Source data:
____________
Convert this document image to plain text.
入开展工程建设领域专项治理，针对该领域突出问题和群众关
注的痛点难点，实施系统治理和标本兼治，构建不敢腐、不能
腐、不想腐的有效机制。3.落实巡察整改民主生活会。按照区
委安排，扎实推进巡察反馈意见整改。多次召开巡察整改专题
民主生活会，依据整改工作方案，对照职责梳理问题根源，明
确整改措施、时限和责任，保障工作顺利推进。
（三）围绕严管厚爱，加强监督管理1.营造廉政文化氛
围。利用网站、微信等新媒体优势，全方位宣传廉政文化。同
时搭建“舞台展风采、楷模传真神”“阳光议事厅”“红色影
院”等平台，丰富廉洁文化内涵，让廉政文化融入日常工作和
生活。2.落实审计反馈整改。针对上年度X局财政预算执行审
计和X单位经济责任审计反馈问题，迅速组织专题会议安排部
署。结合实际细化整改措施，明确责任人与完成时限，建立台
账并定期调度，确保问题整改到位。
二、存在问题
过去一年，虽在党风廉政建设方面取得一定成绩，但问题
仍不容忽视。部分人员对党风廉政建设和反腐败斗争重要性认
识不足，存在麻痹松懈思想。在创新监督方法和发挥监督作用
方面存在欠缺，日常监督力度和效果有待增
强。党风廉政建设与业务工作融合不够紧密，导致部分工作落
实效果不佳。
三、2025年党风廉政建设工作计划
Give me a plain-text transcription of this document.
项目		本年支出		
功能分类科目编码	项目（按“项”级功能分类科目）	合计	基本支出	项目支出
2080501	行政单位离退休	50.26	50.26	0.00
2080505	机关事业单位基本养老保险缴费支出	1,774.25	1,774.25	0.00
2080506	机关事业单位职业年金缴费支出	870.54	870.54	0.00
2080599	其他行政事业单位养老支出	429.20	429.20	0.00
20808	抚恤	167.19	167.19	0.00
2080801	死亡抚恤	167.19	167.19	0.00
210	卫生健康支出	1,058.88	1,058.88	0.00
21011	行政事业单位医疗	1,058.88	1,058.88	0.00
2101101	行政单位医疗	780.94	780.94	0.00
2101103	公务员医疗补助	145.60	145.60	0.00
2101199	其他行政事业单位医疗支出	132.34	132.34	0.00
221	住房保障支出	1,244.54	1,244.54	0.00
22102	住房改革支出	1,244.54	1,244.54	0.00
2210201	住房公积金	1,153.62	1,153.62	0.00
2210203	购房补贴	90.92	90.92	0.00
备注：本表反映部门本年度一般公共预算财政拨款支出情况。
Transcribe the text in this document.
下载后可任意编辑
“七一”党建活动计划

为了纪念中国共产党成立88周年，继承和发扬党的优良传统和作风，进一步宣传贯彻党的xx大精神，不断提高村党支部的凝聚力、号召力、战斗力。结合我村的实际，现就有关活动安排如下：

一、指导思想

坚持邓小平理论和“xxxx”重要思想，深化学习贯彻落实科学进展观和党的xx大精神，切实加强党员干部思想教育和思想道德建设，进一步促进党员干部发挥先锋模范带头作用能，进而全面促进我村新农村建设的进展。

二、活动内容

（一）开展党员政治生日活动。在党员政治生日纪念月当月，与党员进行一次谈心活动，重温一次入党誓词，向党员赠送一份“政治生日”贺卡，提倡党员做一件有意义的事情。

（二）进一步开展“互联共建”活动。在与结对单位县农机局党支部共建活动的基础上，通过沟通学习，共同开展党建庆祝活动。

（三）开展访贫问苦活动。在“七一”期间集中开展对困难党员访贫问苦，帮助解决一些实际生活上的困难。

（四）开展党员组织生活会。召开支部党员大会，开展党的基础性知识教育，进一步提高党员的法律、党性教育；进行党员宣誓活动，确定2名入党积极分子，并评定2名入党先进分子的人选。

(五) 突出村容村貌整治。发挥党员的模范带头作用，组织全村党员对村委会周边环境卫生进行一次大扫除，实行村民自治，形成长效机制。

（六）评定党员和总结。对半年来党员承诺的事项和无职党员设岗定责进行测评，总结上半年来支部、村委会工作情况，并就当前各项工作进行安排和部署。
____________
- [Given instruction]: Your task is to retype all of the records exactly.

- [Response to the task]:
Convert this document image to plain text.
入开展工程建设领域专项治理，针对该领域突出问题和群众关
注的痛点难点，实施系统治理和标本兼治，构建不敢腐、不能
腐、不想腐的有效机制。3.落实巡察整改民主生活会。按照区
委安排，扎实推进巡察反馈意见整改。多次召开巡察整改专题
民主生活会，依据整改工作方案，对照职责梳理问题根源，明
确整改措施、时限和责任，保障工作顺利推进。
（三）围绕严管厚爱，加强监督管理1.营造廉政文化氛
围。利用网站、微信等新媒体优势，全方位宣传廉政文化。同
时搭建“舞台展风采、楷模传真神”“阳光议事厅”“红色影
院”等平台，丰富廉洁文化内涵，让廉政文化融入日常工作和
生活。2.落实审计反馈整改。针对上年度X局财政预算执行审
计和X单位经济责任审计反馈问题，迅速组织专题会议安排部
署。结合实际细化整改措施，明确责任人与完成时限，建立台
账并定期调度，确保问题整改到位。
二、存在问题
过去一年，虽在党风廉政建设方面取得一定成绩，但问题
仍不容忽视。部分人员对党风廉政建设和反腐败斗争重要性认
识不足，存在麻痹松懈思想。在创新监督方法和发挥监督作用
方面存在欠缺，日常监督力度和效果有待增
强。党风廉政建设与业务工作融合不够紧密，导致部分工作落
实效果不佳。
三、2025年党风廉政建设工作计划
Give me a plain-text transcription of this document.
项目		本年支出		
功能分类科目编码	项目（按“项”级功能分类科目）	合计	基本支出	项目支出
2080501	行政单位离退休	50.26	50.26	0.00
2080505	机关事业单位基本养老保险缴费支出	1,774.25	1,774.25	0.00
2080506	机关事业单位职业年金缴费支出	870.54	870.54	0.00
2080599	其他行政事业单位养老支出	429.20	429.20	0.00
20808	抚恤	167.19	167.19	0.00
2080801	死亡抚恤	167.19	167.19	0.00
210	卫生健康支出	1,058.88	1,058.88	0.00
21011	行政事业单位医疗	1,058.88	1,058.88	0.00
2101101	行政单位医疗	780.94	780.94	0.00
2101103	公务员医疗补助	145.60	145.60	0.00
2101199	其他行政事业单位医疗支出	132.34	132.34	0.00
221	住房保障支出	1,244.54	1,244.54	0.00
22102	住房改革支出	1,244.54	1,244.54	0.00
2210201	住房公积金	1,153.62	1,153.62	0.00
2210203	购房补贴	90.92	90.92	0.00
备注：本表反映部门本年度一般公共预算财政拨款支出情况。
Transcribe the text in this document.
下载后可任意编辑
“七一”党建活动计划

为了纪念中国共产党成立88周年，继承和发扬党的优良传统和作风，进一步宣传贯彻党的xx大精神，不断提高村党支部的凝聚力、号召力、战斗力。结合我村的实际，现就有关活动安排如下：

一、指导思想

坚持邓小平理论和“xxxx”重要思想，深化学习贯彻落实科学进展观和党的xx大精神，切实加强党员干部思想教育和思想道德建设，进一步促进党员干部发挥先锋模范带头作用能，进而全面促进我村新农村建设的进展。

二、活动内容

（一）开展党员政治生日活动。在党员政治生日纪念月当月，与党员进行一次谈心活动，重温一次入党誓词，向党员赠送一份“政治生日”贺卡，提倡党员做一件有意义的事情。

（二）进一步开展“互联共建”活动。在与结对单位县农机局党支部共建活动的基础上，通过沟通学习，共同开展党建庆祝活动。

（三）开展访贫问苦活动。在“七一”期间集中开展对困难党员访贫问苦，帮助解决一些实际生活上的困难。

（四）开展党员组织生活会。召开支部党员大会，开展党的基础性知识教育，进一步提高党员的法律、党性教育；进行党员宣誓活动，确定2名入党积极分子，并评定2名入党先进分子的人选。

(五) 突出村容村貌整治。发挥党员的模范带头作用，组织全村党员对村委会周边环境卫生进行一次大扫除，实行村民自治，形成长效机制。

（六）评定党员和总结。对半年来党员承诺的事项和无职党员设岗定责进行测评，总结上半年来支部、村委会工作情况，并就当前各项工作进行安排和部署。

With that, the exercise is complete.